-- The problem --
Gather up every line that includes the string "opakowaniach".

-- Provided records --
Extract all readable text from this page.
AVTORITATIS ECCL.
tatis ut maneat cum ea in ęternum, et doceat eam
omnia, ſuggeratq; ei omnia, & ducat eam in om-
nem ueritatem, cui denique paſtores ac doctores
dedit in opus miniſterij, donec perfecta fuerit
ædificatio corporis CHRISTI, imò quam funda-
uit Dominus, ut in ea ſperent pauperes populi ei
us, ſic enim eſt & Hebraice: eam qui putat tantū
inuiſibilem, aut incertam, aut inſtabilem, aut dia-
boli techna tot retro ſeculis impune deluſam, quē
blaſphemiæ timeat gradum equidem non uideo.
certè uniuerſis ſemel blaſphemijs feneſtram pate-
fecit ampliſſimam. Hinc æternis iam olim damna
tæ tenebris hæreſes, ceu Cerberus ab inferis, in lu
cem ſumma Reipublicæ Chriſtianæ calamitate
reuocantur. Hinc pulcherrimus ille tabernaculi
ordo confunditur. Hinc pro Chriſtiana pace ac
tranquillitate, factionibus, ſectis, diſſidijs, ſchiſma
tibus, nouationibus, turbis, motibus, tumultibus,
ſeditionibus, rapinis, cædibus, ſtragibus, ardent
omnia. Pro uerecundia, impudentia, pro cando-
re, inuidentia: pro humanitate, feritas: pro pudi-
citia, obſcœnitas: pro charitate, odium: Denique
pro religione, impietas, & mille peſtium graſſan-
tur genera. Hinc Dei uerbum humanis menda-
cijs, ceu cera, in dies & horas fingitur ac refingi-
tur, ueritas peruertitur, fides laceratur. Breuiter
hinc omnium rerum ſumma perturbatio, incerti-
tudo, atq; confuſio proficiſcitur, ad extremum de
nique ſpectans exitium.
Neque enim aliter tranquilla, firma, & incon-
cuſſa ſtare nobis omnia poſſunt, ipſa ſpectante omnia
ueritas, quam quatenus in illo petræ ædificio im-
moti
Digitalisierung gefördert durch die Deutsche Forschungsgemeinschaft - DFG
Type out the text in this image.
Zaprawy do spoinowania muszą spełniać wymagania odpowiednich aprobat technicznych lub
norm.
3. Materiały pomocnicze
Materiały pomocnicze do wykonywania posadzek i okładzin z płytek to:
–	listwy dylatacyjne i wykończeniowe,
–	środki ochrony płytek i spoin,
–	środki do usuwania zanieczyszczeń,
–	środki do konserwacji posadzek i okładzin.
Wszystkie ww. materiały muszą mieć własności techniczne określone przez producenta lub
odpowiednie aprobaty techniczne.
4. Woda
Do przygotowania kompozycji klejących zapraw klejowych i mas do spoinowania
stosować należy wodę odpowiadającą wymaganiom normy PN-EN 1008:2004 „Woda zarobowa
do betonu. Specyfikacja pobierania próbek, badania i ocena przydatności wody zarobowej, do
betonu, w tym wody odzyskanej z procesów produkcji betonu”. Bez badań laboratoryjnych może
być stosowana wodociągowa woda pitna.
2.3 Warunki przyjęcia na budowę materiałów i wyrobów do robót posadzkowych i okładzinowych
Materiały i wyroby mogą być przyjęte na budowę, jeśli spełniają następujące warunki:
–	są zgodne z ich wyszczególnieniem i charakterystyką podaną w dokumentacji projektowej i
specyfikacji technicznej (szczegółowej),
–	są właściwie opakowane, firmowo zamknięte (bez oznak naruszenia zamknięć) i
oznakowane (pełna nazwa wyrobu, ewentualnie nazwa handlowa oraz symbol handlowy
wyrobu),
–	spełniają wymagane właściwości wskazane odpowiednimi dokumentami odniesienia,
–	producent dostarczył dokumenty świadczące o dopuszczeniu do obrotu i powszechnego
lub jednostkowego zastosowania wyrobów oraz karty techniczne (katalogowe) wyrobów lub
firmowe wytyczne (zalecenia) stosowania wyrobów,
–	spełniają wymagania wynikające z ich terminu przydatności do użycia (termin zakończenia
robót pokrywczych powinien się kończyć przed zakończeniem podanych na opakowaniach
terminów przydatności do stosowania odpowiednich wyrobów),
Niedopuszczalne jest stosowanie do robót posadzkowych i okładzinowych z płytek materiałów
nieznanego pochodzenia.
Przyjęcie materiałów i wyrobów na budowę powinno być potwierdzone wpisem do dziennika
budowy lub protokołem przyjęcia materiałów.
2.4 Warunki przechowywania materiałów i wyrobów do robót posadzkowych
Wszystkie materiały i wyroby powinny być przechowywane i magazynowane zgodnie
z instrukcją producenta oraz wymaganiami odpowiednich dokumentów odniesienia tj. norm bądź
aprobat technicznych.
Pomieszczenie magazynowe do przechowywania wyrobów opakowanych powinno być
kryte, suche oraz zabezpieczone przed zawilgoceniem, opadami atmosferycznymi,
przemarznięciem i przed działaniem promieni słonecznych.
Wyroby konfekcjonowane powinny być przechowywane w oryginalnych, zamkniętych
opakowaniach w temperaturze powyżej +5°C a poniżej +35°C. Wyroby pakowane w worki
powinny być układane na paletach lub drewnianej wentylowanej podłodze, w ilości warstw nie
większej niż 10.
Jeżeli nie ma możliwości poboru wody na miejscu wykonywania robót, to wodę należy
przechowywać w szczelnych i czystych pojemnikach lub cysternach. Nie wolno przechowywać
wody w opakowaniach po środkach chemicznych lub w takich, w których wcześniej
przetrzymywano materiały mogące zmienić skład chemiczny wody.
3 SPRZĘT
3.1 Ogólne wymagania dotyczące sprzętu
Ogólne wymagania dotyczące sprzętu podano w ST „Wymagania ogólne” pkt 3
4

-- Answer for the task --
robót pokrywczych powinien się kończyć przed zakończeniem podanych na opakowaniach
opakowaniach w temperaturze powyżej +5°C a poniżej +35°C. Wyroby pakowane w worki
wody w opakowaniach po środkach chemicznych lub w takich, w których wcześniej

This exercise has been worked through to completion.